§ **What to do**: Tally the lines containing "passe" and report the number alone.

(Records from a data collection)

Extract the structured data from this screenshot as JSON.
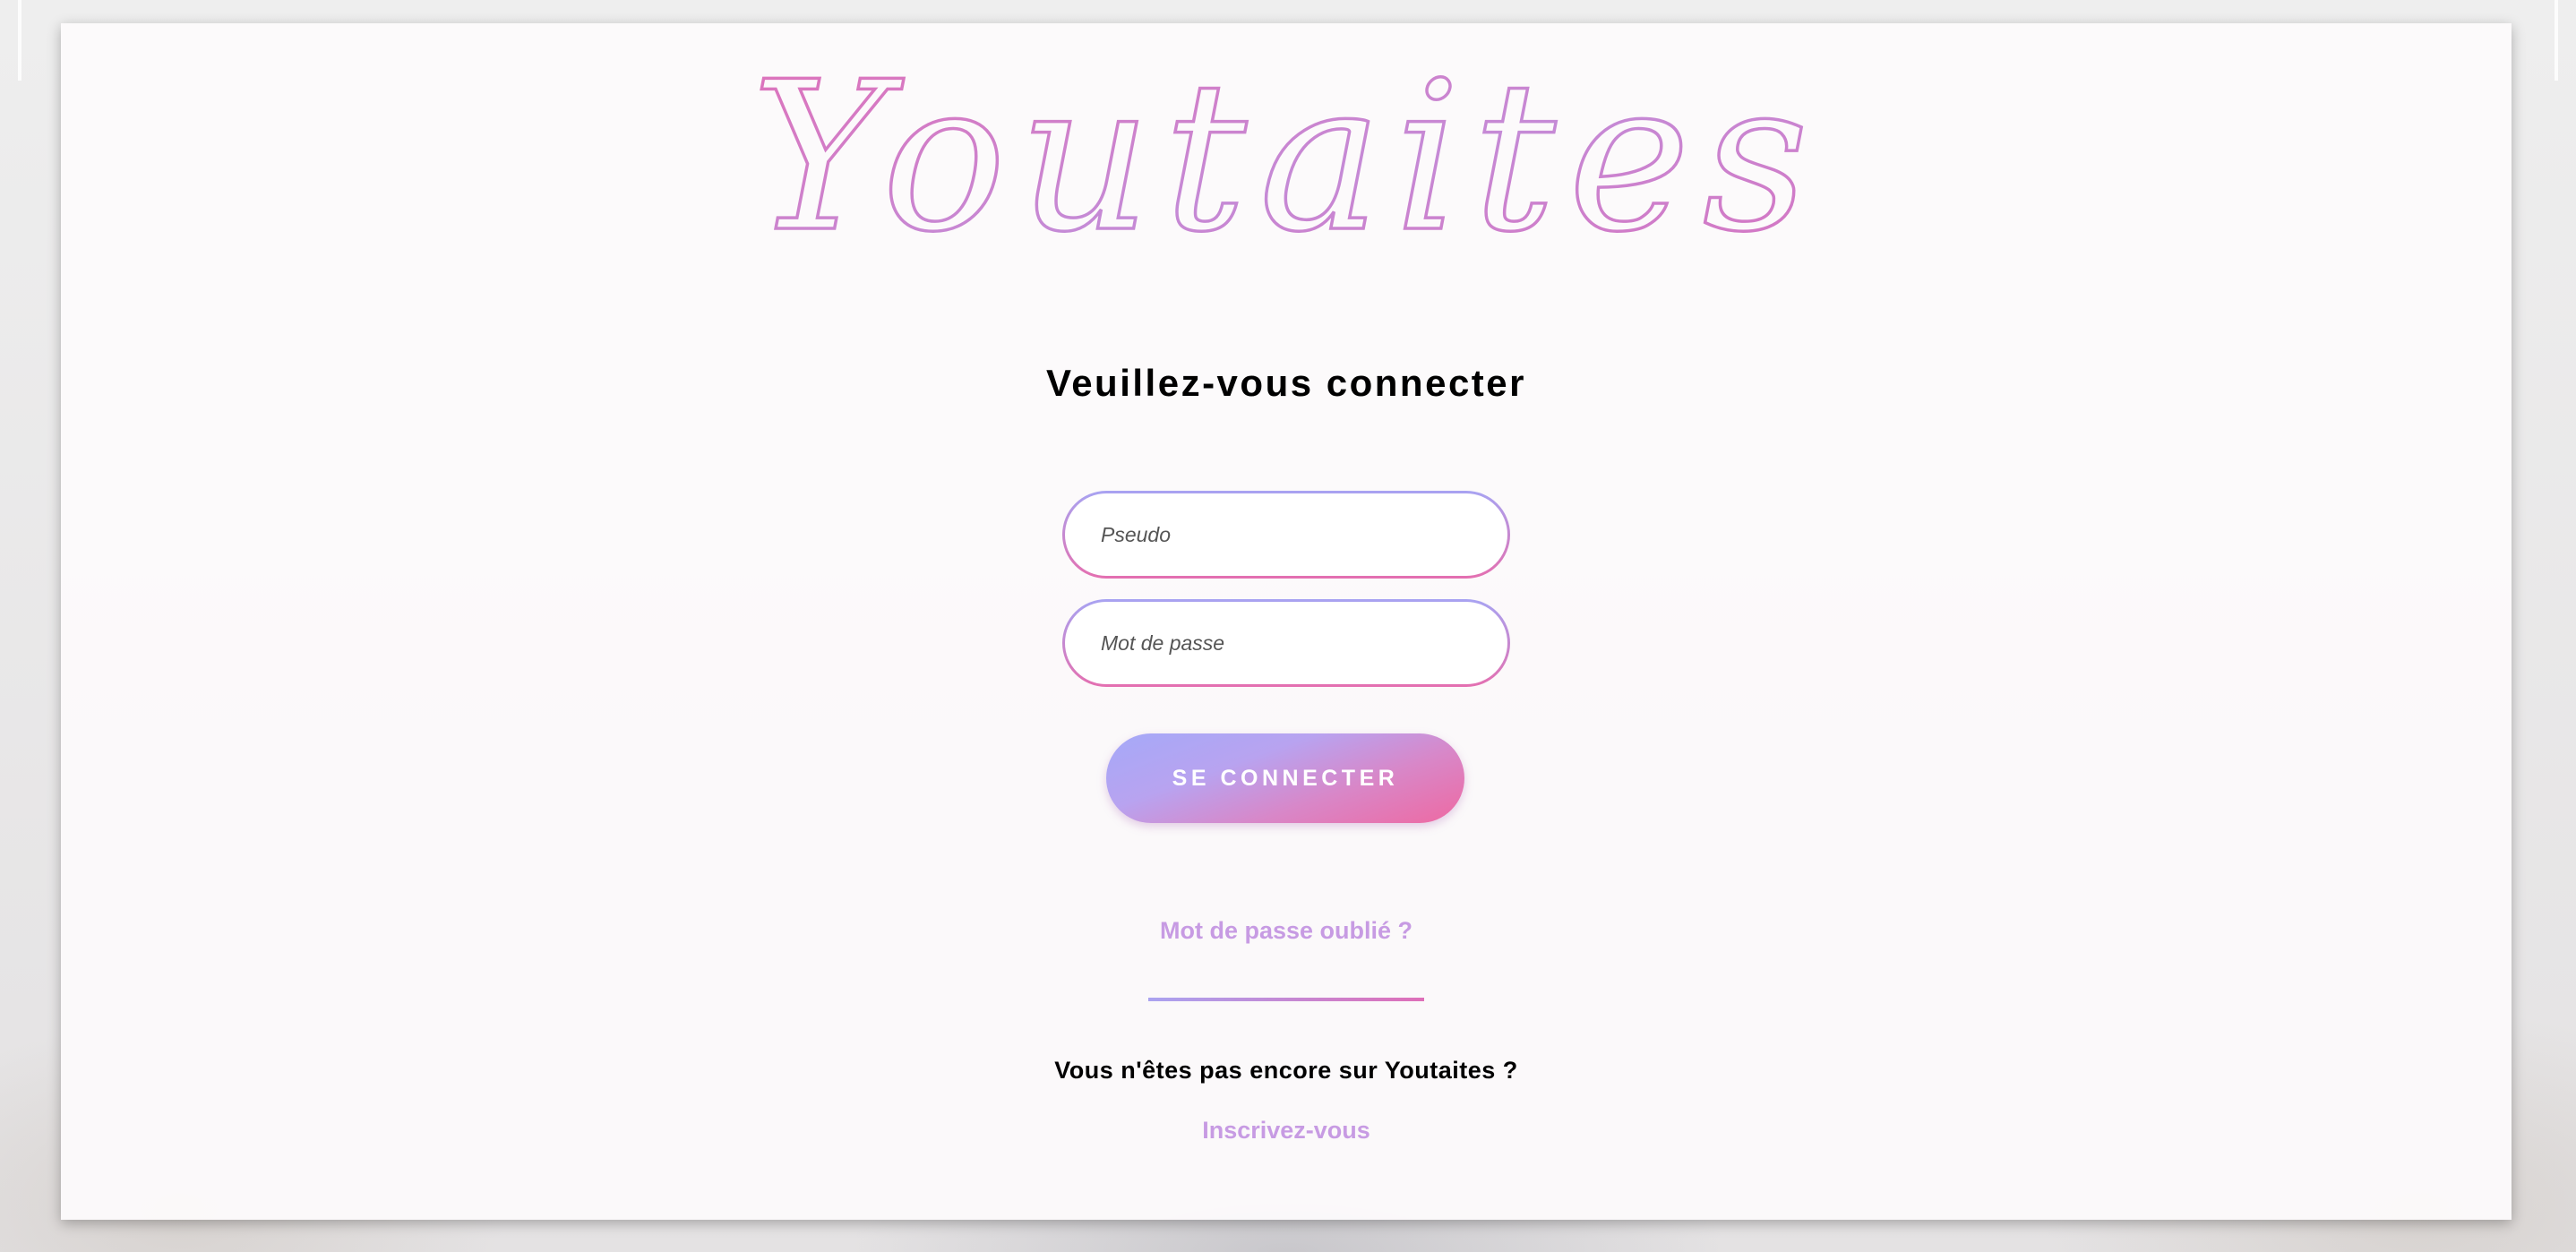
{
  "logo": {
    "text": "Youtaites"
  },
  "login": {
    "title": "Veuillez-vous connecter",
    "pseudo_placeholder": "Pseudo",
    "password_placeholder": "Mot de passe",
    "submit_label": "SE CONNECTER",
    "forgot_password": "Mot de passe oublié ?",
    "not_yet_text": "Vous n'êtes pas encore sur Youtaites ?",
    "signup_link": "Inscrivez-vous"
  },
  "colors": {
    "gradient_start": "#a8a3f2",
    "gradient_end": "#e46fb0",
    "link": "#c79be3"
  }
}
==
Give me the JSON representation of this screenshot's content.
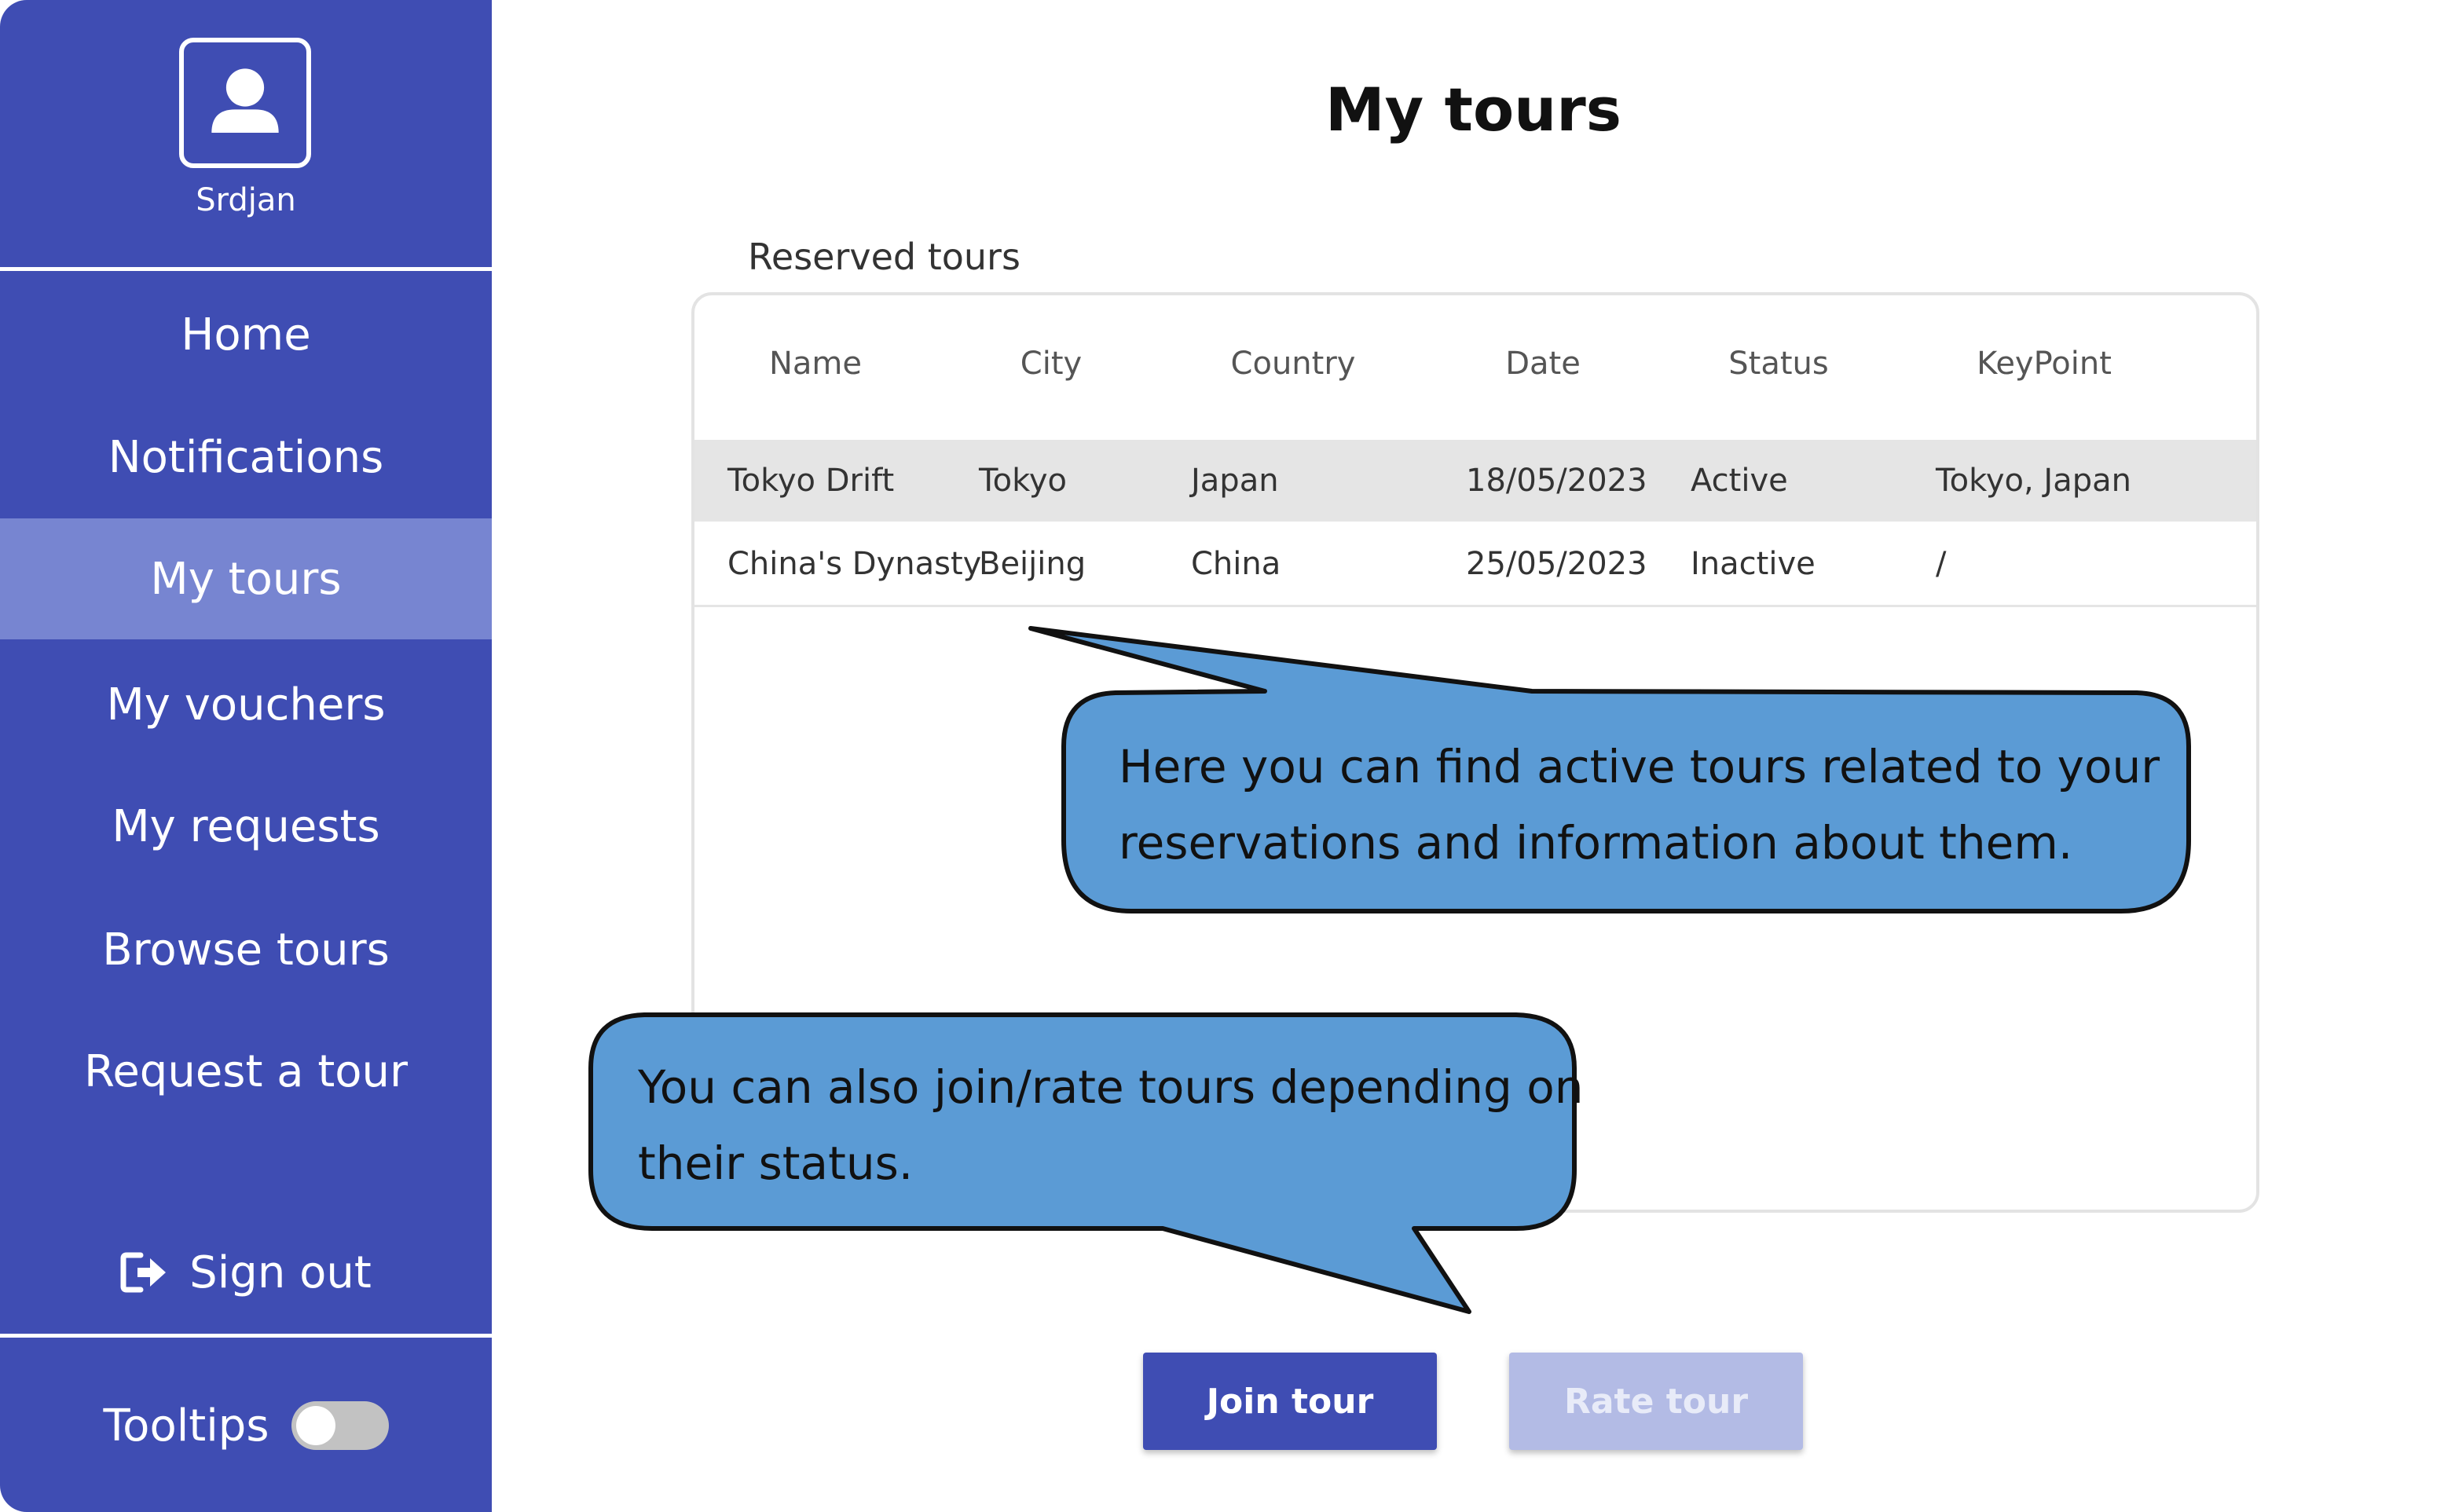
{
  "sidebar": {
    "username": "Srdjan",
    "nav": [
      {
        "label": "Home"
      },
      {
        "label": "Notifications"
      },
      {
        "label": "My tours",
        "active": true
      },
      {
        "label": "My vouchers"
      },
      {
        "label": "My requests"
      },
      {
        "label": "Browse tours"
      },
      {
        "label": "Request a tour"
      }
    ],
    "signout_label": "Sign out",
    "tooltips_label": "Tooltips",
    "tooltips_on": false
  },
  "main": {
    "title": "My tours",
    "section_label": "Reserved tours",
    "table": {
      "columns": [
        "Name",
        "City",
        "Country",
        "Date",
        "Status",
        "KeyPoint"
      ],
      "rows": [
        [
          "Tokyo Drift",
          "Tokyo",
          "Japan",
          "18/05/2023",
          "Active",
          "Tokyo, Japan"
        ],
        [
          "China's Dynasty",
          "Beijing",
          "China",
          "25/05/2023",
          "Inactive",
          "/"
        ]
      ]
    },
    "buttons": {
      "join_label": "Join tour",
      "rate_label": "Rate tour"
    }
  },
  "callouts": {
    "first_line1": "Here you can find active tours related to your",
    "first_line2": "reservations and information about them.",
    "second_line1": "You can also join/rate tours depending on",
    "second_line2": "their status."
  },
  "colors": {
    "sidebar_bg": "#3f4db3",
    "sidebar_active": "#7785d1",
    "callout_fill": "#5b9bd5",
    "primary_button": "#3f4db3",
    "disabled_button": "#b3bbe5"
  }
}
==
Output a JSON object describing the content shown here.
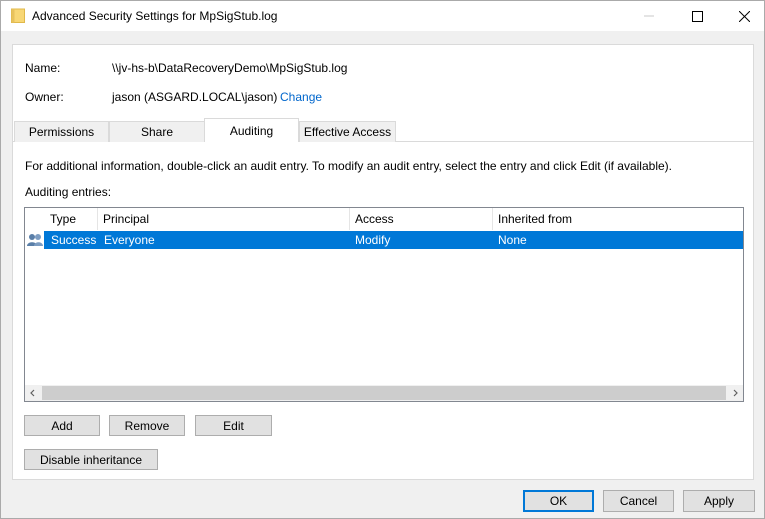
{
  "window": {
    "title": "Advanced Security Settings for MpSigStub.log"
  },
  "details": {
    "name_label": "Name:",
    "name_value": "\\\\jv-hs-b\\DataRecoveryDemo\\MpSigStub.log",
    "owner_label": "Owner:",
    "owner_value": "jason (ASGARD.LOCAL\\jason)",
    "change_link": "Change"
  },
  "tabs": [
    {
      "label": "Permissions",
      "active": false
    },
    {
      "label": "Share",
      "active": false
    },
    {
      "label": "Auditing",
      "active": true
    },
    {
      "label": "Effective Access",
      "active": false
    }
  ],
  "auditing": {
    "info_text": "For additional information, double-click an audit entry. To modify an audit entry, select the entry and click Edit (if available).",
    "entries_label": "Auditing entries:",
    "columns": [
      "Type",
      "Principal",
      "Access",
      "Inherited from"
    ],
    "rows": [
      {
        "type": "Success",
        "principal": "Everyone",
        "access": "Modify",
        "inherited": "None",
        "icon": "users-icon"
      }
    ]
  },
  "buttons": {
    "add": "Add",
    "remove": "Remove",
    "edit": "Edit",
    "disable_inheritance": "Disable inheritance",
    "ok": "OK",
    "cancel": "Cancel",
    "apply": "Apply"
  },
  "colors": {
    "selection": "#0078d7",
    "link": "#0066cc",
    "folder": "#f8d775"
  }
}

§ **Solved problem**: 2